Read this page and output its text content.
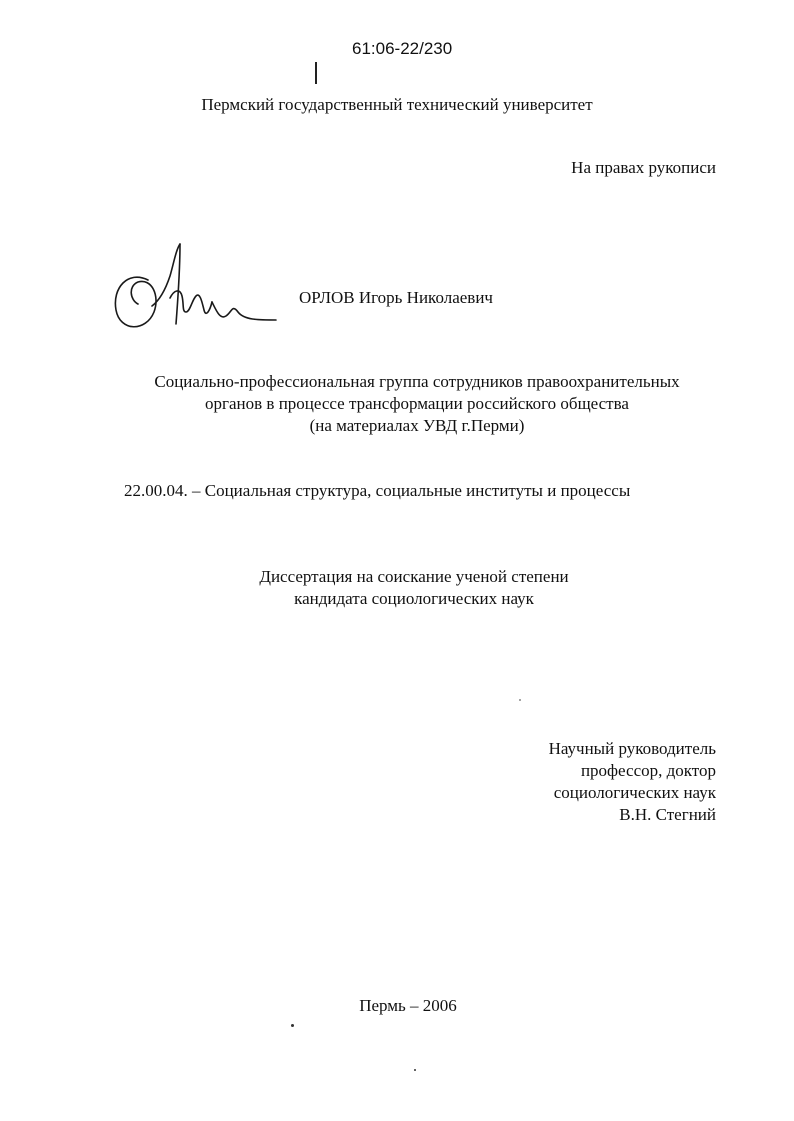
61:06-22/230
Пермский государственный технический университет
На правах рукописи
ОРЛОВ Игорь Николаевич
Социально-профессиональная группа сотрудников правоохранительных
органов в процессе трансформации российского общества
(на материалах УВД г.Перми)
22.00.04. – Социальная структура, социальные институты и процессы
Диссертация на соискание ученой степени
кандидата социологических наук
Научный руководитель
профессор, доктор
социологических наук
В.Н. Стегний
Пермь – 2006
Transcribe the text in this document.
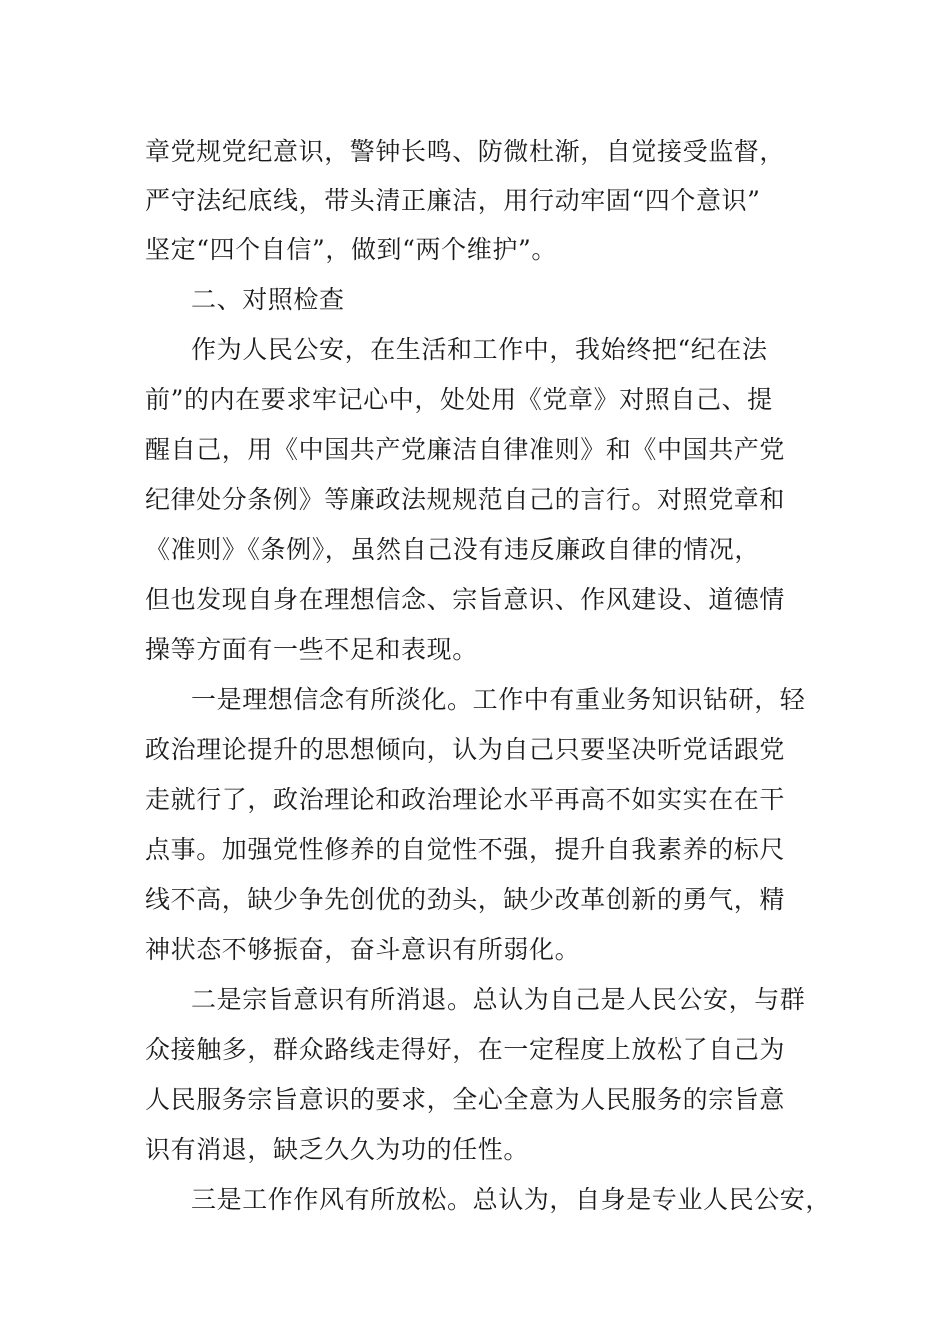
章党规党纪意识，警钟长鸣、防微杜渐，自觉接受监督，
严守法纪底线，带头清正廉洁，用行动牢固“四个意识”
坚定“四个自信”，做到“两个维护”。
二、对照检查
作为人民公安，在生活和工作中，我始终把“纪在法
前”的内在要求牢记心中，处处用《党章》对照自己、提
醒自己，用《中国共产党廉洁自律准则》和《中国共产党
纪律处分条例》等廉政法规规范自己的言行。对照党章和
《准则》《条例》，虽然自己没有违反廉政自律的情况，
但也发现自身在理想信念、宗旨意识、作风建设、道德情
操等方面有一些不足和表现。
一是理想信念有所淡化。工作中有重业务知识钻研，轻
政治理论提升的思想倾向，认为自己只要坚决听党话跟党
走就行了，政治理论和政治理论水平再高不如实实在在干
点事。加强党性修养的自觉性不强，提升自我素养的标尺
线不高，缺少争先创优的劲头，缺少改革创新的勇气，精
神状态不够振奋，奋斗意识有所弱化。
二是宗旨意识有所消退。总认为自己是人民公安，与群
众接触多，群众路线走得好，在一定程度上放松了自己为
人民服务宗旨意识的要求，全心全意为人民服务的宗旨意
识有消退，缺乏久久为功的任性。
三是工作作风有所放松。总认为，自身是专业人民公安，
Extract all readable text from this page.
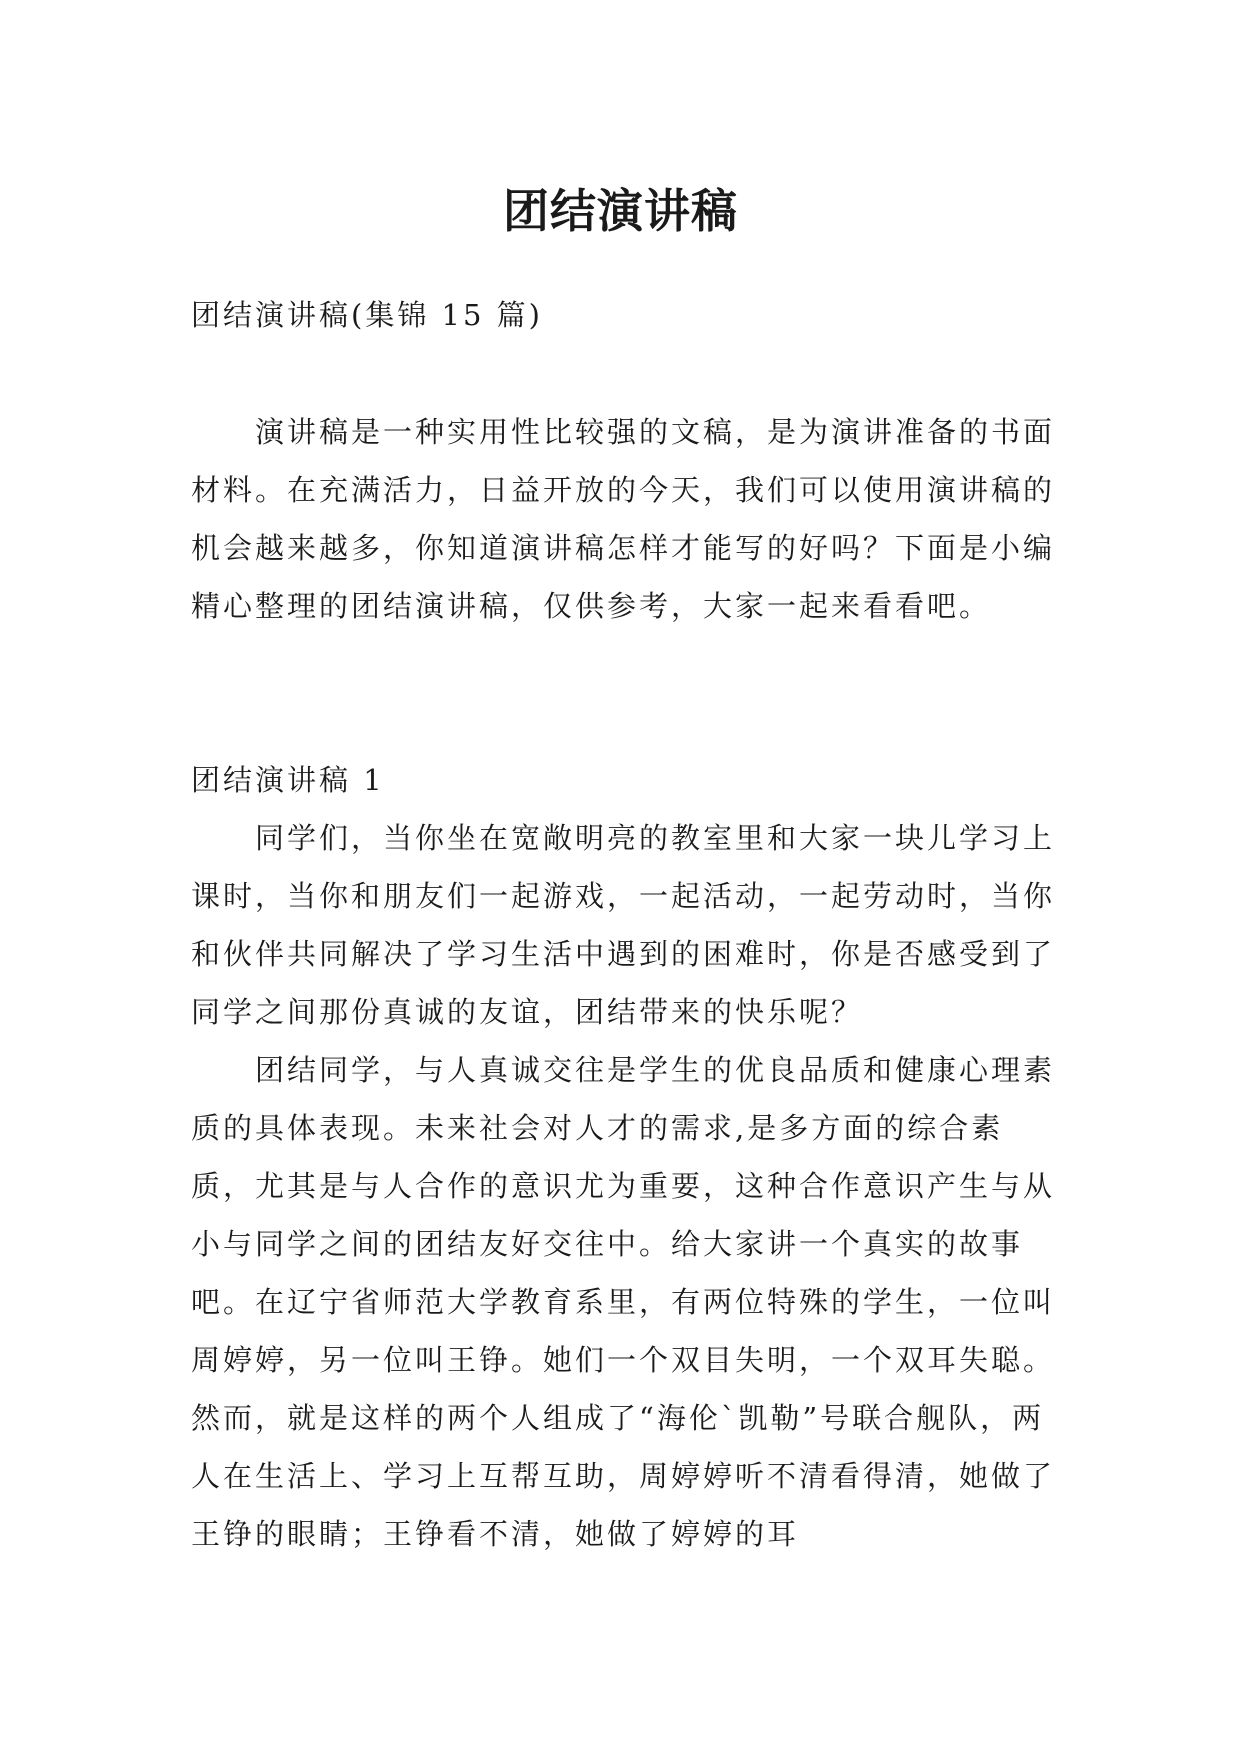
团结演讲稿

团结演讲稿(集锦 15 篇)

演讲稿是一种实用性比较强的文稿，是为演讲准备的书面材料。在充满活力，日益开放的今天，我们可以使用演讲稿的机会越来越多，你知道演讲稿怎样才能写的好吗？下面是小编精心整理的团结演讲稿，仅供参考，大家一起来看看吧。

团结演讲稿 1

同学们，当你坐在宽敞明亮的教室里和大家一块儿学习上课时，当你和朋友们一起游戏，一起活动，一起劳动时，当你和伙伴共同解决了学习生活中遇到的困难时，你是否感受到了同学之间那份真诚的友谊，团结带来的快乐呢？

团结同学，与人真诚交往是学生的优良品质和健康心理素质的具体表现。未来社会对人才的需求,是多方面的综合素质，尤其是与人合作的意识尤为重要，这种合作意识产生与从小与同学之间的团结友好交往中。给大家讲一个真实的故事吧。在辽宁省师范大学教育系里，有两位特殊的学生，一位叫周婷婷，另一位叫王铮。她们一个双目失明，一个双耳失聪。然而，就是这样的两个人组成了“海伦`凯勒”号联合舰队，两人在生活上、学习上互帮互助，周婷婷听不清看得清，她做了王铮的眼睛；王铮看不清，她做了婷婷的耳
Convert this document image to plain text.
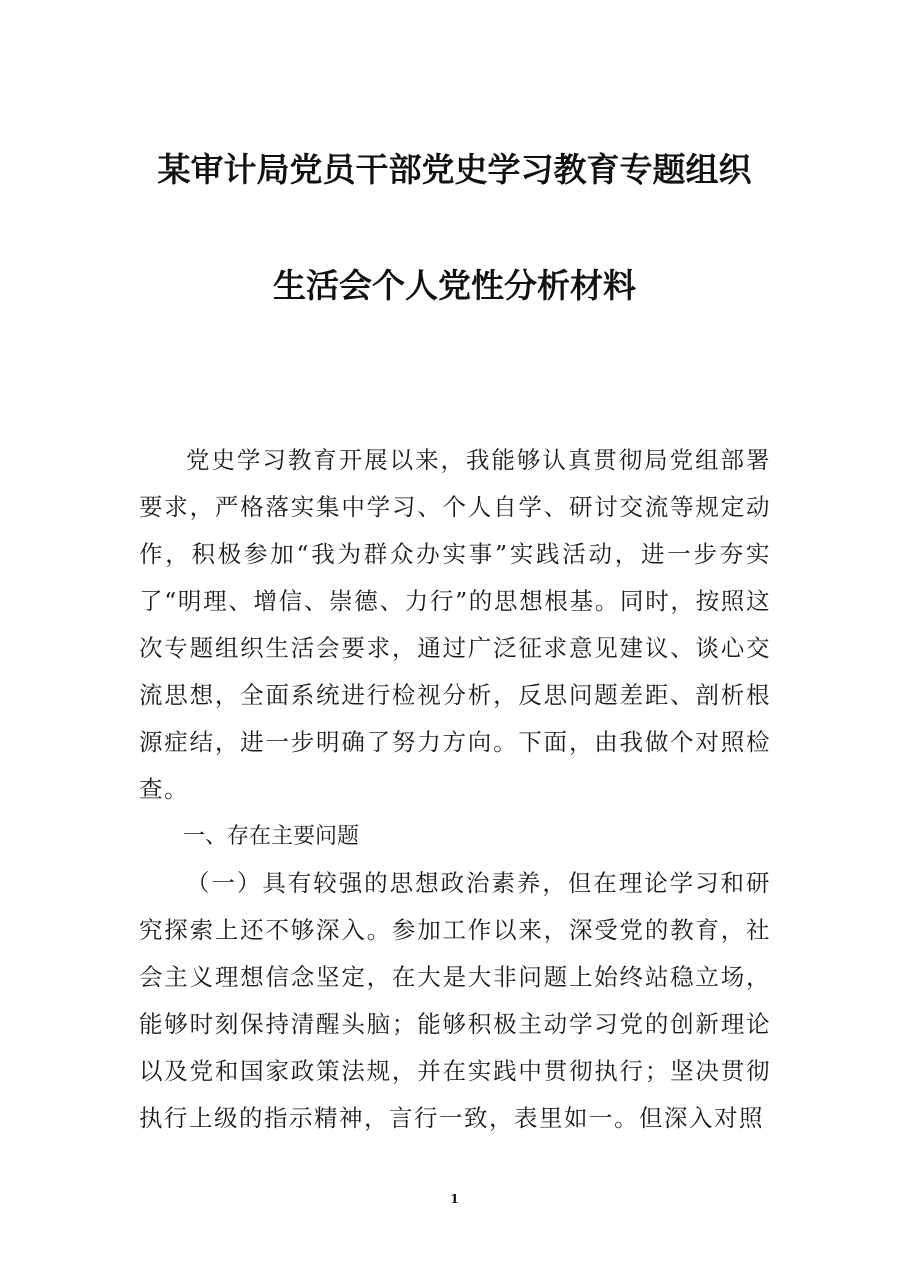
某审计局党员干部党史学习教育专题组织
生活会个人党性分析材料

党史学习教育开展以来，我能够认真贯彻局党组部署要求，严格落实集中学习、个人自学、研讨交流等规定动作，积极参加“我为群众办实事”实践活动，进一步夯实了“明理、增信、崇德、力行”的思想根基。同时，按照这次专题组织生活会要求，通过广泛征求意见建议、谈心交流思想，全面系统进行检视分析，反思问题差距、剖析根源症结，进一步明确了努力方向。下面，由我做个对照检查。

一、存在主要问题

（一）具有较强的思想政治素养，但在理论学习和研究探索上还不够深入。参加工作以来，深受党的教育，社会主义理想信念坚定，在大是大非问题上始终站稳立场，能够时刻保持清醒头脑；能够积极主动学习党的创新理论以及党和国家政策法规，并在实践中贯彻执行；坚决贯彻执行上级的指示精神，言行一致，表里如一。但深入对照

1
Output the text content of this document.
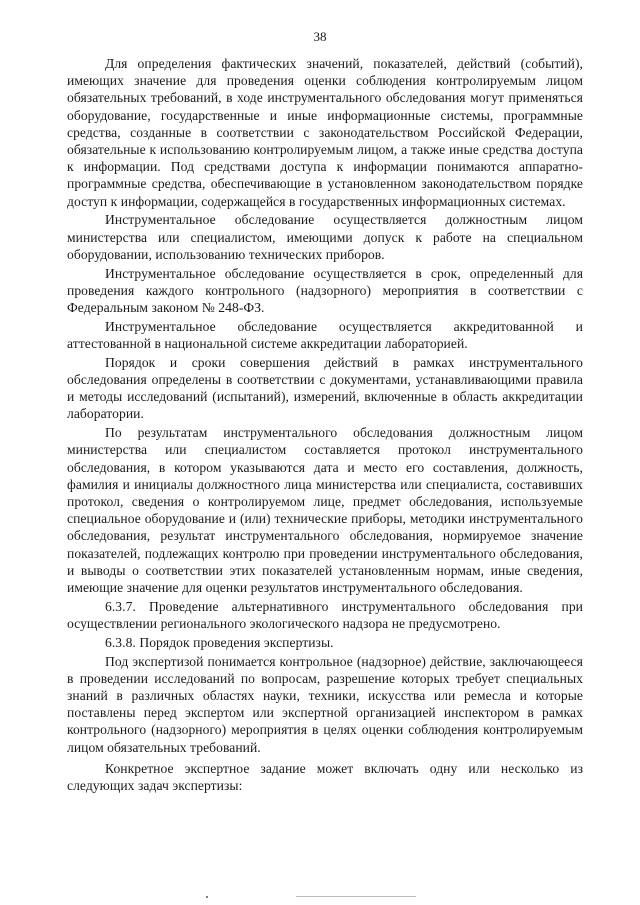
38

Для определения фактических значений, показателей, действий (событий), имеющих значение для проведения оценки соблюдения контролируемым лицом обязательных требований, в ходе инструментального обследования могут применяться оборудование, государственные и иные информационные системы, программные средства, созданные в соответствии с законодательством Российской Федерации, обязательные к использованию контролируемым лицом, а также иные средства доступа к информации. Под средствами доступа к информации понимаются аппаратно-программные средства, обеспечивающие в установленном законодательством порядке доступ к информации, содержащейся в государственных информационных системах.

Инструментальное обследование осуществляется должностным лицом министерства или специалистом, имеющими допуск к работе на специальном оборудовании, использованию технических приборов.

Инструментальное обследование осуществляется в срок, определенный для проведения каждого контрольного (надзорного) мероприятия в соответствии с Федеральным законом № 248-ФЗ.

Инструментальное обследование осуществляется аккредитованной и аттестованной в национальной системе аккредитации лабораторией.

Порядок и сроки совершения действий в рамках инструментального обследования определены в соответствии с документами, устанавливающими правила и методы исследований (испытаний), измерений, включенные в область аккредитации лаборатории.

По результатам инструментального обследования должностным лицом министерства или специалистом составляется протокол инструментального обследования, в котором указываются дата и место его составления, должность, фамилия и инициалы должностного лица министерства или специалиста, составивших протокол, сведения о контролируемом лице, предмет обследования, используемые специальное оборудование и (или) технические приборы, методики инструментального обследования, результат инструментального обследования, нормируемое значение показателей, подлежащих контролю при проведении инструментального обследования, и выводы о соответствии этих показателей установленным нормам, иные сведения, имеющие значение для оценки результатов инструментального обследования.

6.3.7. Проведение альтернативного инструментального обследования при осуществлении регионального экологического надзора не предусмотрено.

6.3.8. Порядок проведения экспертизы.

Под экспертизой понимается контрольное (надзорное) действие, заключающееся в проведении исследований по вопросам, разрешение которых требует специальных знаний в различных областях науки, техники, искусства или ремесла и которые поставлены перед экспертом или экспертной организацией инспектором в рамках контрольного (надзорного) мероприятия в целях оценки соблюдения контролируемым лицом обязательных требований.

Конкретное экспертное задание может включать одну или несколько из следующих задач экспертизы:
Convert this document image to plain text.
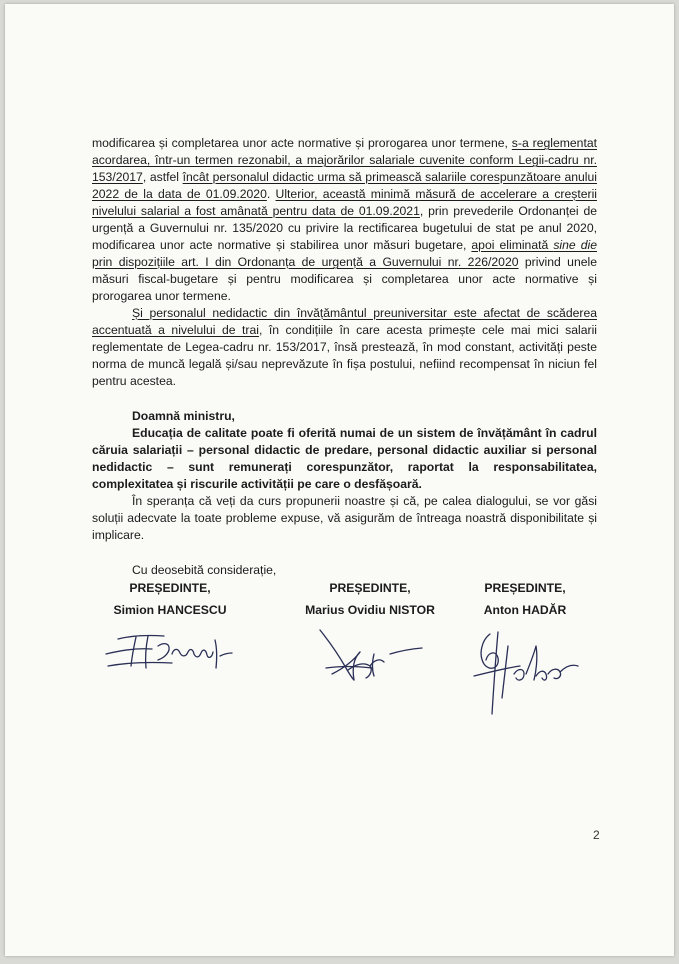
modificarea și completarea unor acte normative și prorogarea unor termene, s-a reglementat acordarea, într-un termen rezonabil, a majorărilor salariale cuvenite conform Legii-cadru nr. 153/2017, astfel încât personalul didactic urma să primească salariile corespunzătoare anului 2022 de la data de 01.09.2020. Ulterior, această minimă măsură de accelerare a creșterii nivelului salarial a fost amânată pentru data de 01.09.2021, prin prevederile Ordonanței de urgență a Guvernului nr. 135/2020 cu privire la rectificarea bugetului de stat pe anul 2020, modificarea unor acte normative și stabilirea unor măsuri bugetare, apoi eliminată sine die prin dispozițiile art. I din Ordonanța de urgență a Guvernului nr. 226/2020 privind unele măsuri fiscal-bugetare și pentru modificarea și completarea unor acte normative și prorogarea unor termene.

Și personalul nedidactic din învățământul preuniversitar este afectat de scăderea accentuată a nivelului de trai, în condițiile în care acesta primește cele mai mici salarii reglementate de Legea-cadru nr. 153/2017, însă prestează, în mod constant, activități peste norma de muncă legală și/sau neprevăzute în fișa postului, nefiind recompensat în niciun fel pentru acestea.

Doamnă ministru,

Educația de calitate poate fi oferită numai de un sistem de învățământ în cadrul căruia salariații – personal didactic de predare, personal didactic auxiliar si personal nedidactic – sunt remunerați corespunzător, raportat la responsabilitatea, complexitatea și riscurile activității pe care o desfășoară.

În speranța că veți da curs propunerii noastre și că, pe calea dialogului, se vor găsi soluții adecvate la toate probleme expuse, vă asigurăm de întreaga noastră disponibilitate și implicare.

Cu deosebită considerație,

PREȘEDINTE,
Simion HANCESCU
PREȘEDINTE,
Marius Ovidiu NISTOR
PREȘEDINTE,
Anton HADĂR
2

* [WRITTEN PROBLEM]:
Scan the listing above. Collect all lines with the word "соблюдения".

* [FULL ANSWER]:
Для определения фактических значений, показателей, действий (событий), имеющих значение для проведения оценки соблюдения контролируемым лицом обязательных требований, в ходе инструментального обследования могут применяться оборудование, государственные и иные информационные системы, программные средства, созданные в соответствии с законодательством Российской Федерации, обязательные к использованию контролируемым лицом, а также иные средства доступа к информации. Под средствами доступа к информации понимаются аппаратно-программные средства, обеспечивающие в установленном законодательством порядке доступ к информации, содержащейся в государственных информационных системах.
Под экспертизой понимается контрольное (надзорное) действие, заключающееся в проведении исследований по вопросам, разрешение которых требует специальных знаний в различных областях науки, техники, искусства или ремесла и которые поставлены перед экспертом или экспертной организацией инспектором в рамках контрольного (надзорного) мероприятия в целях оценки соблюдения контролируемым лицом обязательных требований.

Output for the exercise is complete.